### WHAT TO DO
Rewrite the items below, replacing every "bounding boxes" with "box coordinates" and leaving everything else unchanged. Leave the pictures out of your answer.

--- Begin ---

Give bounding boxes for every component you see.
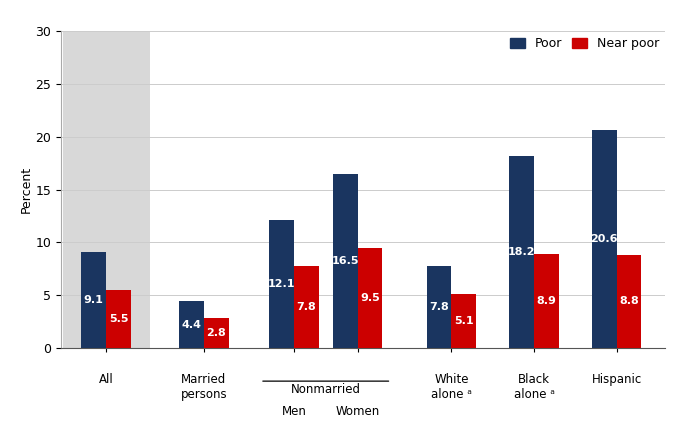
Bar [294, 265, 318, 348]
Text: 5.5: 5.5 [109, 314, 128, 324]
Text: 2.8: 2.8 [206, 328, 226, 338]
Bar [426, 265, 452, 348]
Legend: Poor, Near poor: Poor, Near poor [509, 37, 659, 50]
Text: White
alone ᵃ: White alone ᵃ [431, 373, 472, 401]
Bar [452, 294, 476, 348]
Bar [204, 318, 229, 348]
Bar [106, 290, 131, 348]
Bar [534, 254, 559, 348]
Text: Women: Women [335, 405, 380, 418]
Y-axis label: Percent: Percent [20, 166, 33, 213]
Text: Men: Men [281, 405, 306, 418]
Bar [333, 173, 358, 348]
Text: 12.1: 12.1 [268, 279, 295, 289]
Text: Married
persons: Married persons [181, 373, 227, 401]
Text: 4.4: 4.4 [181, 320, 202, 330]
Text: Nonmarried: Nonmarried [291, 383, 361, 396]
Bar [358, 248, 382, 348]
Text: 18.2: 18.2 [508, 247, 536, 257]
Bar [617, 255, 642, 348]
Bar [509, 156, 534, 348]
Text: 7.8: 7.8 [296, 301, 316, 312]
Text: 8.8: 8.8 [619, 297, 639, 306]
Text: 9.5: 9.5 [360, 293, 380, 303]
Text: 7.8: 7.8 [429, 301, 449, 312]
Text: 8.9: 8.9 [536, 296, 556, 306]
Text: 16.5: 16.5 [331, 256, 359, 266]
Text: 20.6: 20.6 [591, 234, 618, 244]
Text: 5.1: 5.1 [454, 316, 474, 326]
Bar [81, 252, 106, 348]
Bar [179, 301, 204, 348]
Text: All: All [98, 373, 113, 386]
Bar [62, 31, 149, 348]
Text: 9.1: 9.1 [84, 295, 104, 305]
Text: Black
alone ᵃ: Black alone ᵃ [513, 373, 555, 401]
Bar [592, 130, 617, 348]
Bar [269, 220, 294, 348]
Text: Hispanic: Hispanic [591, 373, 642, 386]
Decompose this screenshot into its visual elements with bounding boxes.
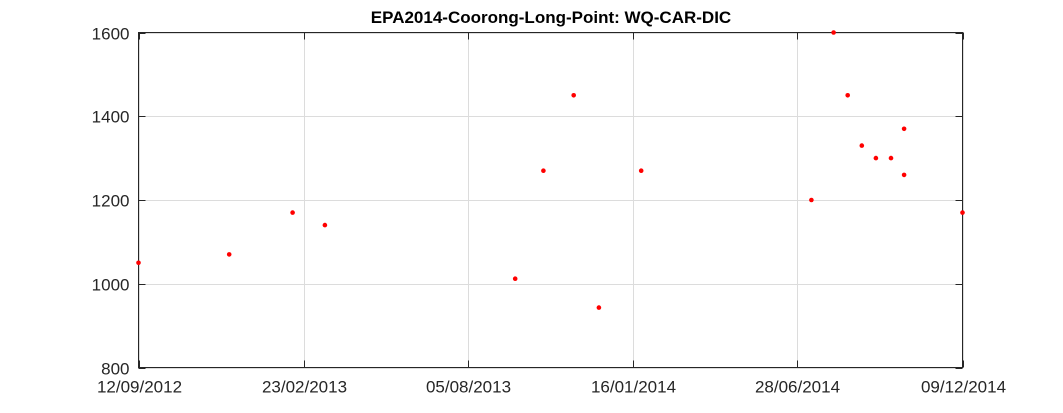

--- End ---

### SOLUTION TO THIS PROBLEM
Give box coordinates for every component you see.
Bar [294, 265, 318, 348]
Text: 5.5: 5.5 [109, 314, 128, 324]
Text: 2.8: 2.8 [206, 328, 226, 338]
Bar [426, 265, 452, 348]
Legend: Poor, Near poor: Poor, Near poor [509, 37, 659, 50]
Text: White
alone ᵃ: White alone ᵃ [431, 373, 472, 401]
Bar [452, 294, 476, 348]
Bar [204, 318, 229, 348]
Bar [106, 290, 131, 348]
Bar [534, 254, 559, 348]
Text: Women: Women [335, 405, 380, 418]
Y-axis label: Percent: Percent [20, 166, 33, 213]
Text: Men: Men [281, 405, 306, 418]
Bar [333, 173, 358, 348]
Text: 12.1: 12.1 [268, 279, 295, 289]
Text: Married
persons: Married persons [181, 373, 227, 401]
Text: 4.4: 4.4 [181, 320, 202, 330]
Text: Nonmarried: Nonmarried [291, 383, 361, 396]
Bar [358, 248, 382, 348]
Text: 18.2: 18.2 [508, 247, 536, 257]
Bar [617, 255, 642, 348]
Bar [509, 156, 534, 348]
Text: 7.8: 7.8 [296, 301, 316, 312]
Text: 8.8: 8.8 [619, 297, 639, 306]
Text: 9.5: 9.5 [360, 293, 380, 303]
Text: 7.8: 7.8 [429, 301, 449, 312]
Text: 8.9: 8.9 [536, 296, 556, 306]
Text: 16.5: 16.5 [331, 256, 359, 266]
Text: 20.6: 20.6 [591, 234, 618, 244]
Text: 5.1: 5.1 [454, 316, 474, 326]
Bar [81, 252, 106, 348]
Bar [179, 301, 204, 348]
Text: All: All [98, 373, 113, 386]
Bar [62, 31, 149, 348]
Text: 9.1: 9.1 [84, 295, 104, 305]
Text: Black
alone ᵃ: Black alone ᵃ [513, 373, 555, 401]
Bar [592, 130, 617, 348]
Bar [269, 220, 294, 348]
Text: Hispanic: Hispanic [591, 373, 642, 386]
Decompose this screenshot into its visual elements with box coordinates.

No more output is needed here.